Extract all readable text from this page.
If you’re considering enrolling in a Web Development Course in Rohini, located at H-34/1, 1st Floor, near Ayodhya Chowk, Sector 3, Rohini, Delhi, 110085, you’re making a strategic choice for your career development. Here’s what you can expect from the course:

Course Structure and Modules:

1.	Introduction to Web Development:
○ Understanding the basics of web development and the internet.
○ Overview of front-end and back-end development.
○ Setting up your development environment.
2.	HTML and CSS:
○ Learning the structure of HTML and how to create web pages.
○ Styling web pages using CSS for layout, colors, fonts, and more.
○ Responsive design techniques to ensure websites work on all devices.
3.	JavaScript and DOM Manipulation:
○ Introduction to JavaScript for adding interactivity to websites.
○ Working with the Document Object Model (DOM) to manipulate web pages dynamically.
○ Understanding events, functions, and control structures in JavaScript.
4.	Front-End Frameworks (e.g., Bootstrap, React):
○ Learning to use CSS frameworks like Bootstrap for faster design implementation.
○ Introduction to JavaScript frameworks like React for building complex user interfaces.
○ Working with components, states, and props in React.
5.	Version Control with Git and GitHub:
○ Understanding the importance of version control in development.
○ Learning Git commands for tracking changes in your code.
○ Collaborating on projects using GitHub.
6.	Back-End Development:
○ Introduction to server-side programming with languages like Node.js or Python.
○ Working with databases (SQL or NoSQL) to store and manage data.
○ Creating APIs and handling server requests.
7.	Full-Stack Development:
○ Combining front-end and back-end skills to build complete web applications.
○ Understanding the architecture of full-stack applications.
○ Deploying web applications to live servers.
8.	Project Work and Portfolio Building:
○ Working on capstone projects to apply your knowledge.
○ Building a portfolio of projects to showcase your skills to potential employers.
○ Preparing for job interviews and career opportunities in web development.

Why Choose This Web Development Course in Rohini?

| Task to complete |
Copy down the whole of the data above, matching it exactly.

| Expected answer |
Extract all readable text from this page.
If you’re considering enrolling in a Web Development Course in Rohini, located at H-34/1, 1st Floor, near Ayodhya Chowk, Sector 3, Rohini, Delhi, 110085, you’re making a strategic choice for your career development. Here’s what you can expect from the course:

Course Structure and Modules:

1.	Introduction to Web Development:
○ Understanding the basics of web development and the internet.
○ Overview of front-end and back-end development.
○ Setting up your development environment.
2.	HTML and CSS:
○ Learning the structure of HTML and how to create web pages.
○ Styling web pages using CSS for layout, colors, fonts, and more.
○ Responsive design techniques to ensure websites work on all devices.
3.	JavaScript and DOM Manipulation:
○ Introduction to JavaScript for adding interactivity to websites.
○ Working with the Document Object Model (DOM) to manipulate web pages dynamically.
○ Understanding events, functions, and control structures in JavaScript.
4.	Front-End Frameworks (e.g., Bootstrap, React):
○ Learning to use CSS frameworks like Bootstrap for faster design implementation.
○ Introduction to JavaScript frameworks like React for building complex user interfaces.
○ Working with components, states, and props in React.
5.	Version Control with Git and GitHub:
○ Understanding the importance of version control in development.
○ Learning Git commands for tracking changes in your code.
○ Collaborating on projects using GitHub.
6.	Back-End Development:
○ Introduction to server-side programming with languages like Node.js or Python.
○ Working with databases (SQL or NoSQL) to store and manage data.
○ Creating APIs and handling server requests.
7.	Full-Stack Development:
○ Combining front-end and back-end skills to build complete web applications.
○ Understanding the architecture of full-stack applications.
○ Deploying web applications to live servers.
8.	Project Work and Portfolio Building:
○ Working on capstone projects to apply your knowledge.
○ Building a portfolio of projects to showcase your skills to potential employers.
○ Preparing for job interviews and career opportunities in web development.

Why Choose This Web Development Course in Rohini?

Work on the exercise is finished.